* BEGIN *
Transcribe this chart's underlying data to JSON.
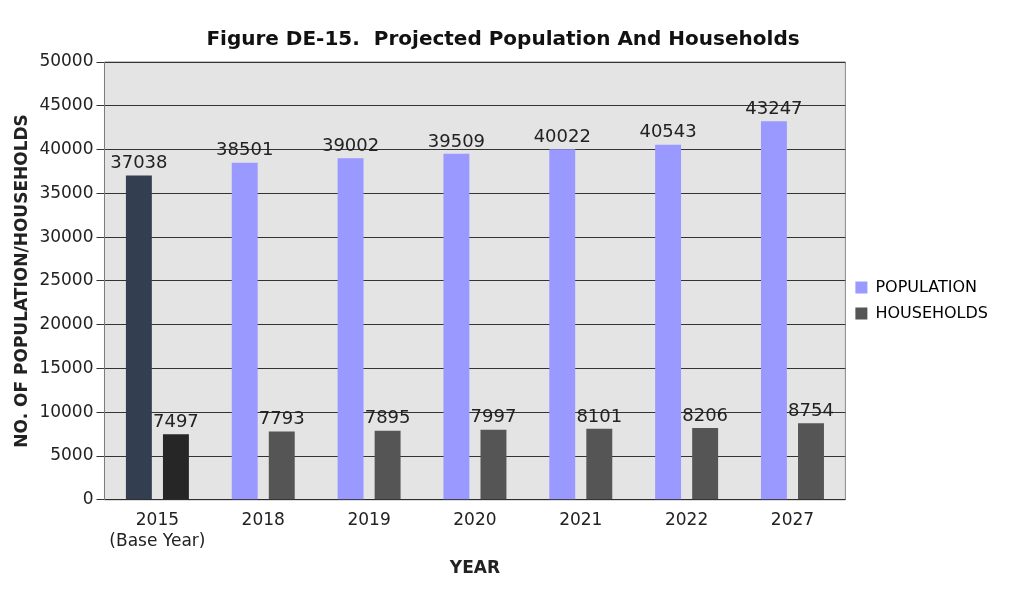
{
  "chart_data": {
    "type": "bar",
    "title": "Figure DE-15.  Projected Population And Households",
    "xlabel": "YEAR",
    "ylabel": "NO. OF POPULATION/HOUSEHOLDS",
    "categories": [
      "2015\n(Base Year)",
      "2018",
      "2019",
      "2020",
      "2021",
      "2022",
      "2027"
    ],
    "series": [
      {
        "name": "POPULATION",
        "color": "#9999ff",
        "colors": [
          "#333f50",
          "#9999ff",
          "#9999ff",
          "#9999ff",
          "#9999ff",
          "#9999ff",
          "#9999ff"
        ],
        "values": [
          37038,
          38501,
          39002,
          39509,
          40022,
          40543,
          43247
        ]
      },
      {
        "name": "HOUSEHOLDS",
        "color": "#555555",
        "colors": [
          "#262626",
          "#555555",
          "#555555",
          "#555555",
          "#555555",
          "#555555",
          "#555555"
        ],
        "values": [
          7497,
          7793,
          7895,
          7997,
          8101,
          8206,
          8754
        ]
      }
    ],
    "ylim": [
      0,
      50000
    ],
    "yticks": [
      0,
      5000,
      10000,
      15000,
      20000,
      25000,
      30000,
      35000,
      40000,
      45000,
      50000
    ],
    "grid": "y",
    "legend": "right",
    "data_labels": true
  }
}
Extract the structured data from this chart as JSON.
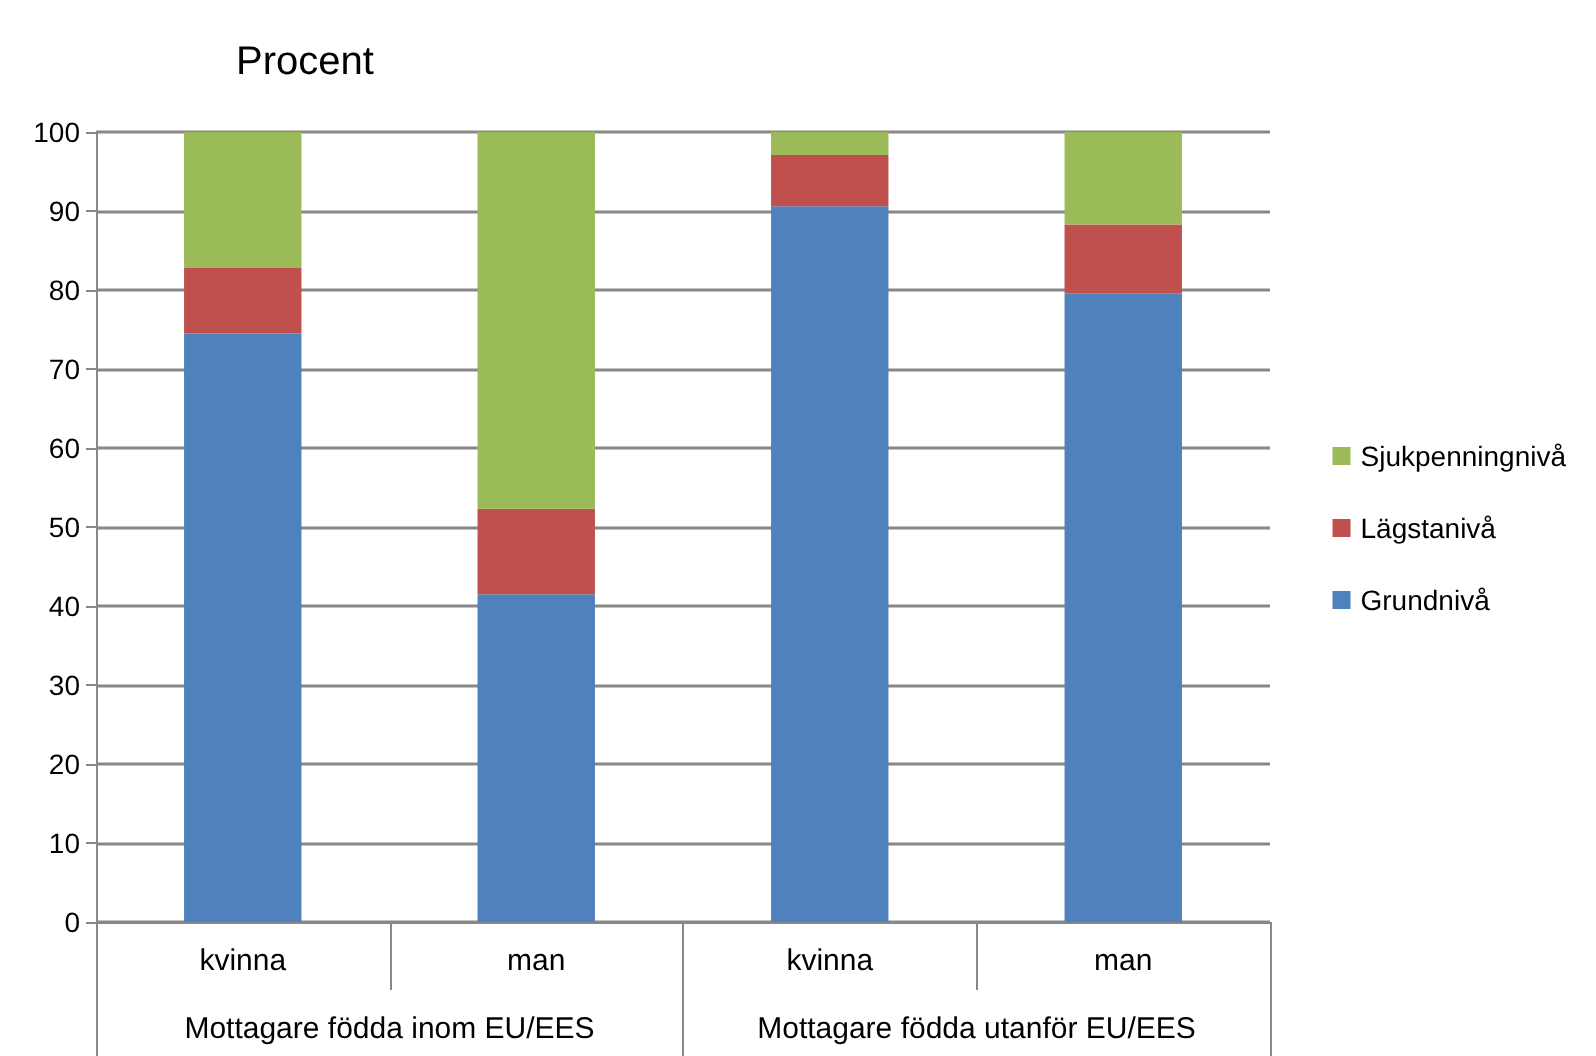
{
  "chart_data": {
    "type": "bar",
    "stacked": true,
    "ylabel": "Procent",
    "categories": [
      "kvinna",
      "man",
      "kvinna",
      "man"
    ],
    "annotations": [
      "Mottagare födda inom EU/EES",
      "Mottagare födda utanför EU/EES"
    ],
    "series": [
      {
        "name": "Grundnivå",
        "color": "#4f81bd",
        "values": [
          74.5,
          41.5,
          90.6,
          79.6
        ]
      },
      {
        "name": "Lägstanivå",
        "color": "#c0504d",
        "values": [
          8.3,
          10.8,
          6.5,
          8.7
        ]
      },
      {
        "name": "Sjukpenningnivå",
        "color": "#9bbb59",
        "values": [
          17.2,
          47.7,
          2.9,
          11.7
        ]
      }
    ],
    "ylim": [
      0,
      100
    ],
    "yticks": [
      0,
      10,
      20,
      30,
      40,
      50,
      60,
      70,
      80,
      90,
      100
    ],
    "grid": "y",
    "legend": "right"
  }
}
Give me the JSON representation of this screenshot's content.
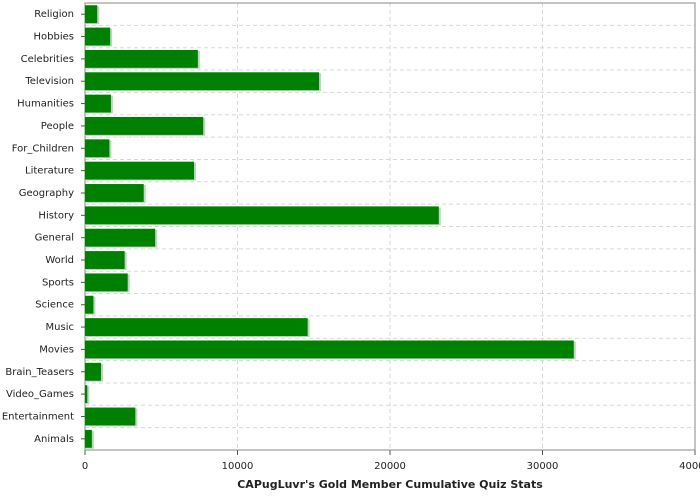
{
  "chart_data": {
    "type": "hbar",
    "title": "CAPugLuvr's Gold Member Cumulative Quiz Stats",
    "categories": [
      "Religion",
      "Hobbies",
      "Celebrities",
      "Television",
      "Humanities",
      "People",
      "For_Children",
      "Literature",
      "Geography",
      "History",
      "General",
      "World",
      "Sports",
      "Science",
      "Music",
      "Movies",
      "Brain_Teasers",
      "Video_Games",
      "Entertainment",
      "Animals"
    ],
    "values": [
      800,
      1650,
      7400,
      15350,
      1700,
      7750,
      1600,
      7150,
      3850,
      23200,
      4600,
      2600,
      2800,
      550,
      14600,
      32050,
      1050,
      150,
      3300,
      450
    ],
    "color": "#008000",
    "shadow_color": "#b5dcb5",
    "xlim": [
      0,
      40000
    ],
    "xticks": [
      0,
      10000,
      20000,
      30000,
      40000
    ],
    "grid": true
  }
}
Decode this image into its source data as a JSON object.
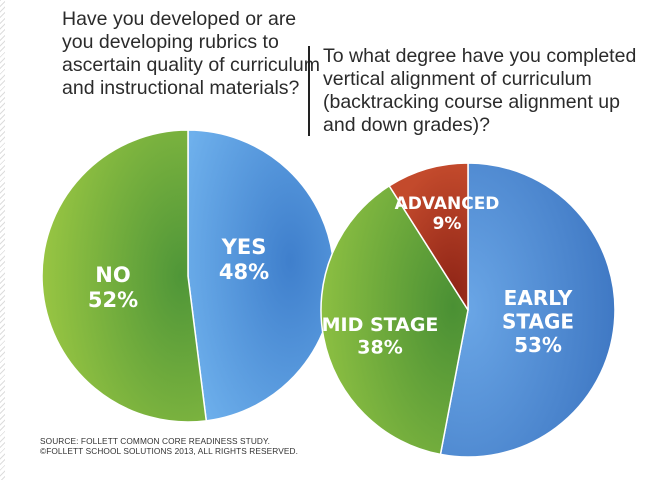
{
  "chart_data": [
    {
      "type": "pie",
      "title": "Have you developed or are you developing rubrics to ascertain quality of curriculum and instructional materials?",
      "categories": [
        "YES",
        "NO"
      ],
      "values": [
        48,
        52
      ],
      "value_labels": [
        "48%",
        "52%"
      ],
      "colors": [
        "#4a90d9",
        "#6aa83c"
      ],
      "legend": "none"
    },
    {
      "type": "pie",
      "title": "To what degree have you completed vertical alignment of curriculum (backtracking course alignment up and down grades)?",
      "categories": [
        "EARLY STAGE",
        "MID STAGE",
        "ADVANCED"
      ],
      "values": [
        53,
        38,
        9
      ],
      "value_labels": [
        "53%",
        "38%",
        "9%"
      ],
      "colors": [
        "#4a87d0",
        "#6aa83c",
        "#a8321f"
      ],
      "legend": "none"
    }
  ],
  "source": {
    "line1": "SOURCE: FOLLETT COMMON CORE READINESS STUDY.",
    "line2": "©FOLLETT SCHOOL SOLUTIONS 2013, ALL RIGHTS RESERVED."
  }
}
* END *
Goal – Copy the whole listing above word for word but do not carry over the pictures.

Final result –
Transcribe this chart's underlying data to JSON.
{
  "chart_data": {
    "type": "bar",
    "title": "Figure DE-15.  Projected Population And Households",
    "xlabel": "YEAR",
    "ylabel": "NO. OF POPULATION/HOUSEHOLDS",
    "categories": [
      "2015\n(Base Year)",
      "2018",
      "2019",
      "2020",
      "2021",
      "2022",
      "2027"
    ],
    "series": [
      {
        "name": "POPULATION",
        "color": "#9999ff",
        "colors": [
          "#333f50",
          "#9999ff",
          "#9999ff",
          "#9999ff",
          "#9999ff",
          "#9999ff",
          "#9999ff"
        ],
        "values": [
          37038,
          38501,
          39002,
          39509,
          40022,
          40543,
          43247
        ]
      },
      {
        "name": "HOUSEHOLDS",
        "color": "#555555",
        "colors": [
          "#262626",
          "#555555",
          "#555555",
          "#555555",
          "#555555",
          "#555555",
          "#555555"
        ],
        "values": [
          7497,
          7793,
          7895,
          7997,
          8101,
          8206,
          8754
        ]
      }
    ],
    "ylim": [
      0,
      50000
    ],
    "yticks": [
      0,
      5000,
      10000,
      15000,
      20000,
      25000,
      30000,
      35000,
      40000,
      45000,
      50000
    ],
    "grid": "y",
    "legend": "right",
    "data_labels": true
  }
}
Extract the structured data from this chart as JSON.
{
  "chart_data": {
    "type": "bar",
    "stacked": true,
    "ylabel": "Procent",
    "categories": [
      "kvinna",
      "man",
      "kvinna",
      "man"
    ],
    "annotations": [
      "Mottagare födda inom EU/EES",
      "Mottagare födda utanför EU/EES"
    ],
    "series": [
      {
        "name": "Grundnivå",
        "color": "#4f81bd",
        "values": [
          74.5,
          41.5,
          90.6,
          79.6
        ]
      },
      {
        "name": "Lägstanivå",
        "color": "#c0504d",
        "values": [
          8.3,
          10.8,
          6.5,
          8.7
        ]
      },
      {
        "name": "Sjukpenningnivå",
        "color": "#9bbb59",
        "values": [
          17.2,
          47.7,
          2.9,
          11.7
        ]
      }
    ],
    "ylim": [
      0,
      100
    ],
    "yticks": [
      0,
      10,
      20,
      30,
      40,
      50,
      60,
      70,
      80,
      90,
      100
    ],
    "grid": "y",
    "legend": "right"
  }
}
Give me the JSON representation of this screenshot's content.
{
  "chart_data": {
    "type": "hbar",
    "title": "CAPugLuvr's Gold Member Cumulative Quiz Stats",
    "categories": [
      "Religion",
      "Hobbies",
      "Celebrities",
      "Television",
      "Humanities",
      "People",
      "For_Children",
      "Literature",
      "Geography",
      "History",
      "General",
      "World",
      "Sports",
      "Science",
      "Music",
      "Movies",
      "Brain_Teasers",
      "Video_Games",
      "Entertainment",
      "Animals"
    ],
    "values": [
      800,
      1650,
      7400,
      15350,
      1700,
      7750,
      1600,
      7150,
      3850,
      23200,
      4600,
      2600,
      2800,
      550,
      14600,
      32050,
      1050,
      150,
      3300,
      450
    ],
    "color": "#008000",
    "shadow_color": "#b5dcb5",
    "xlim": [
      0,
      40000
    ],
    "xticks": [
      0,
      10000,
      20000,
      30000,
      40000
    ],
    "grid": true
  }
}
Decode this image into its source data as a JSON object.
{
  "chart_data": [
    {
      "type": "pie",
      "title": "Have you developed or are you developing rubrics to ascertain quality of curriculum and instructional materials?",
      "categories": [
        "YES",
        "NO"
      ],
      "values": [
        48,
        52
      ],
      "value_labels": [
        "48%",
        "52%"
      ],
      "colors": [
        "#4a90d9",
        "#6aa83c"
      ],
      "legend": "none"
    },
    {
      "type": "pie",
      "title": "To what degree have you completed vertical alignment of curriculum (backtracking course alignment up and down grades)?",
      "categories": [
        "EARLY STAGE",
        "MID STAGE",
        "ADVANCED"
      ],
      "values": [
        53,
        38,
        9
      ],
      "value_labels": [
        "53%",
        "38%",
        "9%"
      ],
      "colors": [
        "#4a87d0",
        "#6aa83c",
        "#a8321f"
      ],
      "legend": "none"
    }
  ],
  "source": {
    "line1": "SOURCE: FOLLETT COMMON CORE READINESS STUDY.",
    "line2": "©FOLLETT SCHOOL SOLUTIONS 2013, ALL RIGHTS RESERVED."
  }
}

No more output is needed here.